Would you transcribe the whole listing exactly, minus its pictures?

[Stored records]
BEGIN
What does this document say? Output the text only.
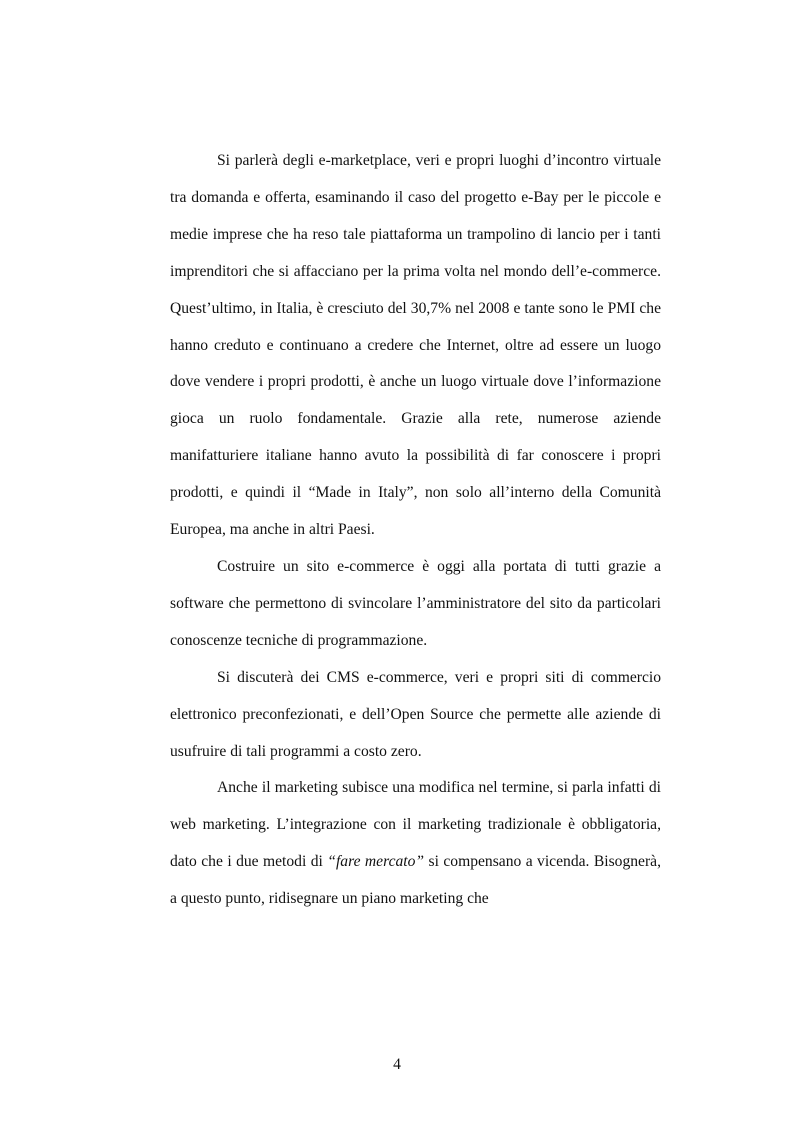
Si parlerà degli e-marketplace, veri e propri luoghi d’incontro virtuale tra domanda e offerta, esaminando il caso del progetto e-Bay per le piccole e medie imprese che ha reso tale piattaforma un trampolino di lancio per i tanti imprenditori che si affacciano per la prima volta nel mondo dell’e-commerce. Quest’ultimo, in Italia, è cresciuto del 30,7% nel 2008 e tante sono le PMI che hanno creduto e continuano a credere che Internet, oltre ad essere un luogo dove vendere i propri prodotti, è anche un luogo virtuale dove l’informazione gioca un ruolo fondamentale. Grazie alla rete, numerose aziende manifatturiere italiane hanno avuto la possibilità di far conoscere i propri prodotti, e quindi il “Made in Italy”, non solo all’interno della Comunità Europea, ma anche in altri Paesi.

Costruire un sito e-commerce è oggi alla portata di tutti grazie a software che permettono di svincolare l’amministratore del sito da particolari conoscenze tecniche di programmazione.

Si discuterà dei CMS e-commerce, veri e propri siti di commercio elettronico preconfezionati, e dell’Open Source che permette alle aziende di usufruire di tali programmi a costo zero.

Anche il marketing subisce una modifica nel termine, si parla infatti di web marketing. L’integrazione con il marketing tradizionale è obbligatoria, dato che i due metodi di “fare mercato” si compensano a vicenda. Bisognerà, a questo punto, ridisegnare un piano marketing che

4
END
* [Response below]:
What does this document say? Output the text only.
Si parlerà degli e-marketplace, veri e propri luoghi d’incontro virtuale tra domanda e offerta, esaminando il caso del progetto e-Bay per le piccole e medie imprese che ha reso tale piattaforma un trampolino di lancio per i tanti imprenditori che si affacciano per la prima volta nel mondo dell’e-commerce. Quest’ultimo, in Italia, è cresciuto del 30,7% nel 2008 e tante sono le PMI che hanno creduto e continuano a credere che Internet, oltre ad essere un luogo dove vendere i propri prodotti, è anche un luogo virtuale dove l’informazione gioca un ruolo fondamentale. Grazie alla rete, numerose aziende manifatturiere italiane hanno avuto la possibilità di far conoscere i propri prodotti, e quindi il “Made in Italy”, non solo all’interno della Comunità Europea, ma anche in altri Paesi.

Costruire un sito e-commerce è oggi alla portata di tutti grazie a software che permettono di svincolare l’amministratore del sito da particolari conoscenze tecniche di programmazione.

Si discuterà dei CMS e-commerce, veri e propri siti di commercio elettronico preconfezionati, e dell’Open Source che permette alle aziende di usufruire di tali programmi a costo zero.

Anche il marketing subisce una modifica nel termine, si parla infatti di web marketing. L’integrazione con il marketing tradizionale è obbligatoria, dato che i due metodi di “fare mercato” si compensano a vicenda. Bisognerà, a questo punto, ridisegnare un piano marketing che

4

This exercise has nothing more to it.